- [PROBLEM TO SOLVE] Output all of the entries below precisely as written.

Part of a data file:
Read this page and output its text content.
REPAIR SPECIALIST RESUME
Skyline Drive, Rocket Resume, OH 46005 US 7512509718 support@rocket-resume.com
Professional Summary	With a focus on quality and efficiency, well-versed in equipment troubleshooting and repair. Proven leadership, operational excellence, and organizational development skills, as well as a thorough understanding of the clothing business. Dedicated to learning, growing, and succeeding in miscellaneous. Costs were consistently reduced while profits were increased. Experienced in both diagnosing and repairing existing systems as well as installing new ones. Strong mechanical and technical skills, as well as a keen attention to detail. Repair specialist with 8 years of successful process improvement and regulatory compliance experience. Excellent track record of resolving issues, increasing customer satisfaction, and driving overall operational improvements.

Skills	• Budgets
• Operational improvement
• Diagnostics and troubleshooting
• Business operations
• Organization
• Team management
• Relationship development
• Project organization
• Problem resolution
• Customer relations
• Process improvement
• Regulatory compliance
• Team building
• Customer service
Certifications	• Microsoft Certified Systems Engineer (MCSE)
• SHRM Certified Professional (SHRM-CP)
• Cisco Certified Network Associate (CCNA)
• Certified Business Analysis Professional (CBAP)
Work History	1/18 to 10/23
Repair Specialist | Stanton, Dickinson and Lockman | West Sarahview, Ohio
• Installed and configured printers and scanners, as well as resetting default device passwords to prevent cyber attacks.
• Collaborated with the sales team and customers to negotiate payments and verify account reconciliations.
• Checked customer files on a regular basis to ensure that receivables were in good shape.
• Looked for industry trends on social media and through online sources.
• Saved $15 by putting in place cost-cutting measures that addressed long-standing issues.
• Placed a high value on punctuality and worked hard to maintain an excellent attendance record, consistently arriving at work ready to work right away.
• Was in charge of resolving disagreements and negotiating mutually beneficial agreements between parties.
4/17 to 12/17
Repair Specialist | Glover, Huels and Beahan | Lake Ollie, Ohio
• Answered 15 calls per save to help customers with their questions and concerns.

- [COMPLETE OUTPUT]
Read this page and output its text content.
REPAIR SPECIALIST RESUME
Skyline Drive, Rocket Resume, OH 46005 US 7512509718 support@rocket-resume.com
Professional Summary	With a focus on quality and efficiency, well-versed in equipment troubleshooting and repair. Proven leadership, operational excellence, and organizational development skills, as well as a thorough understanding of the clothing business. Dedicated to learning, growing, and succeeding in miscellaneous. Costs were consistently reduced while profits were increased. Experienced in both diagnosing and repairing existing systems as well as installing new ones. Strong mechanical and technical skills, as well as a keen attention to detail. Repair specialist with 8 years of successful process improvement and regulatory compliance experience. Excellent track record of resolving issues, increasing customer satisfaction, and driving overall operational improvements.

Skills	• Budgets
• Operational improvement
• Diagnostics and troubleshooting
• Business operations
• Organization
• Team management
• Relationship development
• Project organization
• Problem resolution
• Customer relations
• Process improvement
• Regulatory compliance
• Team building
• Customer service
Certifications	• Microsoft Certified Systems Engineer (MCSE)
• SHRM Certified Professional (SHRM-CP)
• Cisco Certified Network Associate (CCNA)
• Certified Business Analysis Professional (CBAP)
Work History	1/18 to 10/23
Repair Specialist | Stanton, Dickinson and Lockman | West Sarahview, Ohio
• Installed and configured printers and scanners, as well as resetting default device passwords to prevent cyber attacks.
• Collaborated with the sales team and customers to negotiate payments and verify account reconciliations.
• Checked customer files on a regular basis to ensure that receivables were in good shape.
• Looked for industry trends on social media and through online sources.
• Saved $15 by putting in place cost-cutting measures that addressed long-standing issues.
• Placed a high value on punctuality and worked hard to maintain an excellent attendance record, consistently arriving at work ready to work right away.
• Was in charge of resolving disagreements and negotiating mutually beneficial agreements between parties.
4/17 to 12/17
Repair Specialist | Glover, Huels and Beahan | Lake Ollie, Ohio
• Answered 15 calls per save to help customers with their questions and concerns.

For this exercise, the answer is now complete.